- **REQUIREMENTS**:
- A) According to the article on the disputed presidential election, what do each Florida county's election officials do when the final tally is really close?
- B) Reproduce word for word the portion of the article on the disputed presidential election that opens with the words "Where do we" and closes with "or Al Gore?".
- C) Resume the article on the disputed presidential election from the point where it stops.

- **EXCERPTED PASSAGE**:
— BEGIN —

The opinion of legal and constitutional experts is unanimous:
We are in uncharted waters.
Nobody is sure how the disputed presidential election
will or should be settled, legally, politically or constitutionally.
"It's a terrible legal quagmire," says Neal Peirce, an Electoral College
expert. Adds Tim Downs, an election lawyer who has handled numerous
contested cases: "Let me know what the answer is. I'd be interested
to
find out." To be sure, election disputes are a regular occurrence
on
the political scene, and there are procedures for settling them. The
problem is that there has never been a case like this on a presidential
level, involving complicated interplay between state and federal law
and
courts, the Constitution and the Congress.
Where do we go from here? That's anybody's guess, but some key questions
can be posed, albeit with multiple, often contradictory answers. Some
of
the major matters of concern and possible scenarios:
Q. Who decides whether Florida voters elected George Bush or Al Gore?
A. Absent a clear winner in a recount, nobody knows. Federal courts
have
historically given wide authority to state officials and courts to
oversee their own elections, even in federal races. The problem is
that
all the major precedent-setting cases have involved the House and
Senate, and the Constitution specifically states that each chamber
is
the final arbiter of its own disputed elections. That gives candidates
a
court of last appeal. There is no clause in the Constitution that says
what should happen if the presidential election in one of the states
is in dispute.
The bottom line: At every stage of the coming process there could be
numerous legal challenges, no matter what the decision. Ultimately,
it may be up to the U.S.
Supreme Court or the Congress to decide -- or for one candidate or
the other to bow out.
Q. What can Florida election officials do?
A. Under Florida law, each county's election officials do an automatic
recount when the final tally is really close, as was the case here.
But
that doesn't involve a detailed examination of the ballots. It just
means running the ballots through the vote-counting machines again,
which Florida started doing the day after the election. But that usually
doesn't change vote totals very much. Florida law allows aggrieved
candidates to demand a more detailed audit of some ballots, which is
what the Gore campaign now says it will do.
Q. What about the absentee ballots?

— END —

Layout annotation data
— BEGIN —

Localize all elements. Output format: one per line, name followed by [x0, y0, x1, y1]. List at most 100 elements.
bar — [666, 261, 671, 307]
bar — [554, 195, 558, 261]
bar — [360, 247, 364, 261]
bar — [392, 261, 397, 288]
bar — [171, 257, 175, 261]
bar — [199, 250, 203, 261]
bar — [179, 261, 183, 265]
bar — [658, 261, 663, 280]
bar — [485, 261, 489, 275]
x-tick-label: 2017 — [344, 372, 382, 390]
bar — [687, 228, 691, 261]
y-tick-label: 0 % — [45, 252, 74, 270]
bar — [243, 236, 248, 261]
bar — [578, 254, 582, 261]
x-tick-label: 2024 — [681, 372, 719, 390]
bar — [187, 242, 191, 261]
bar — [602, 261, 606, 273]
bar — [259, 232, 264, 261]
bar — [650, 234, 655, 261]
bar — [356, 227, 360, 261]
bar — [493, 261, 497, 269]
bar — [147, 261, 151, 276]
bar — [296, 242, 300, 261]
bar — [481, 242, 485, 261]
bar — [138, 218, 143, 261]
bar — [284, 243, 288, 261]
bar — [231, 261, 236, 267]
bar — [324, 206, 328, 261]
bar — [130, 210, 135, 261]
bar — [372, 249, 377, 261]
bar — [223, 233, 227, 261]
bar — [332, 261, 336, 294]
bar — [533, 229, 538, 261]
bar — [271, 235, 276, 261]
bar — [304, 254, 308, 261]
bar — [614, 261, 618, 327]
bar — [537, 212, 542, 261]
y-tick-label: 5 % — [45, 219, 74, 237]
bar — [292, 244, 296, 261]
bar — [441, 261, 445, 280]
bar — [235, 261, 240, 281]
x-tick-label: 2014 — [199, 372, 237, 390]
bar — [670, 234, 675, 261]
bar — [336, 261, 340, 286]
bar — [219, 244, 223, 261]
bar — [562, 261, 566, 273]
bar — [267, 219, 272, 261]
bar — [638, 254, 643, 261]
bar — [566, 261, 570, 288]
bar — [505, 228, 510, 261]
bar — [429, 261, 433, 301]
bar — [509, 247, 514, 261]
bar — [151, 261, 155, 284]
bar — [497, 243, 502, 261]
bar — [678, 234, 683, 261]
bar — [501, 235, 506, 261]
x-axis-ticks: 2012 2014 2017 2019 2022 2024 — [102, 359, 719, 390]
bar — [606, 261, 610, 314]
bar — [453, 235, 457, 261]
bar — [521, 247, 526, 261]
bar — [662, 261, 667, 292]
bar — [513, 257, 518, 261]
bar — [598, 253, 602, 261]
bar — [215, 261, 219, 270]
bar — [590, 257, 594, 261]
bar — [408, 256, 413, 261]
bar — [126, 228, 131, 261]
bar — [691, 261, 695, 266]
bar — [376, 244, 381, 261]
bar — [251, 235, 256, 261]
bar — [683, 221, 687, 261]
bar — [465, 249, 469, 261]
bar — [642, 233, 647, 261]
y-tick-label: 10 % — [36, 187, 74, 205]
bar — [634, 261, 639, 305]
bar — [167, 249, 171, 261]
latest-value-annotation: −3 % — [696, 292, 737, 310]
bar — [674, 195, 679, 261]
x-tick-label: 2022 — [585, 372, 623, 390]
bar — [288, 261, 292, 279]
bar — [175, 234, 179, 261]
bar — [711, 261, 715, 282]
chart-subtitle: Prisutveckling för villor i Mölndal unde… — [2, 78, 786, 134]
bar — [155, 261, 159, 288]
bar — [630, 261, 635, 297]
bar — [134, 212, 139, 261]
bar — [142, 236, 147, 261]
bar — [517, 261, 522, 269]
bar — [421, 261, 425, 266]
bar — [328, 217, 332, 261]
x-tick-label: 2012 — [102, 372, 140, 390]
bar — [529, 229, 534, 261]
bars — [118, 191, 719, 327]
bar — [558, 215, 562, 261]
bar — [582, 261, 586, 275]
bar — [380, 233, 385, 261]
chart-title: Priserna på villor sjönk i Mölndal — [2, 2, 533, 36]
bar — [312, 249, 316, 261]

— END —

- **EXPECTED RESPONSES**:
- A) They do an automatic recount.

- B)
Where do we go from here? That's anybody's guess, but some key questions
can be posed, albeit with multiple, often contradictory answers. Some
of
the major matters of concern and possible scenarios:
Q. Who decides whether Florida voters elected George Bush or Al Gore?

- C)
A. That's one of the big unknowns. Under state law, overseas residents
had to put their ballots in the mail by Election Day, but any that
arrive by Nov. 17 will be counted. There are expected to be at least
3,000 such ballots. Republicans are hoping they will be predominately
from military bases and therefore tend toward Mr. Bush. Democrats
counter that a lot may hail from Floridians in Israel and will therefore
favor Mr. Gore. The bottom line is that the final result of the Florida
vote, regardless of how the initial recount comes out, won't be known
until a week from Friday. And it's possible that those votes will be
decisive enough, one way or another, to make the current wrangling
moot.
Q. If necessary, can the Florida courts intervene?
A. Yes, and several cases have already been filed by Gore partisans
challenging the election. But the most frequent remedy in disputed
elections -- throwing out disputed ballots -- would do them no good.
That's because the main problem involves ballots in Palm Beach County,
where numerous Gore supporters have complained that a confusing ballot
led them to vote mistakenly for Pat Buchanan or to vote for both Mr.
Buchanan and Mr. Gore.
Another option would involve inspecting the ballots by hand to try to
determine each voter's intent -- a Herculean task -- and counting the
votes accordingly. Mr.Downs, an election lawyer who generally represents
Democrats,
said a judge could also estimate how many of the Buchanan votes might
have been
expected to end up in Mr. Gore's column had there not been any confusion
and reallocate votes accordingly. But Jan Baran, a Republican election
lawyer, said he had never heard an attempt to reallocate votes in such
a manner.
Q. How about just holding a new election in Palm Beach County?
A. That's what many Democrats want to happen, and that's possible. The
Florida Supreme Court ruled in 1998 that if there is "substantial
noncompliance" with election laws and a "reasonable doubt" about whether
election results "expressed the will of the voters" then a judge must
"void the contested election, even in the absence of fraud or
intentional wrongdoing." A new election, however, involves its
own set
of complicated issues: Under the Constitution all votes for president
are supposed to be cast on the same day. And a judge would have to
decide whether to allow all voters to cast ballots, or just the ones
who
have already voted. And the Republicans could argue that there could
have been confusion in counties across the country: "If there's a revote
in Palm Beach County, it seems that Bush's people would say that others
should also get to vote again," says Terence Anderson, an election-law
expert at the University of Miami.
Q. Was there "substantial noncompliance" with election laws in Palm Beach County?
A. That will be for a judge to decide. The key issue will be whether
the local election supervisor violated a rather mundane Florida law
about the design of ballots. The law says that "captions on the ballots
for voting machines shall be placed so as to indicate to the elector
what knob, key, lever or other device is used … to cast
his or
her vote." The question would be whether the ballot design was so bad
that it violated the law.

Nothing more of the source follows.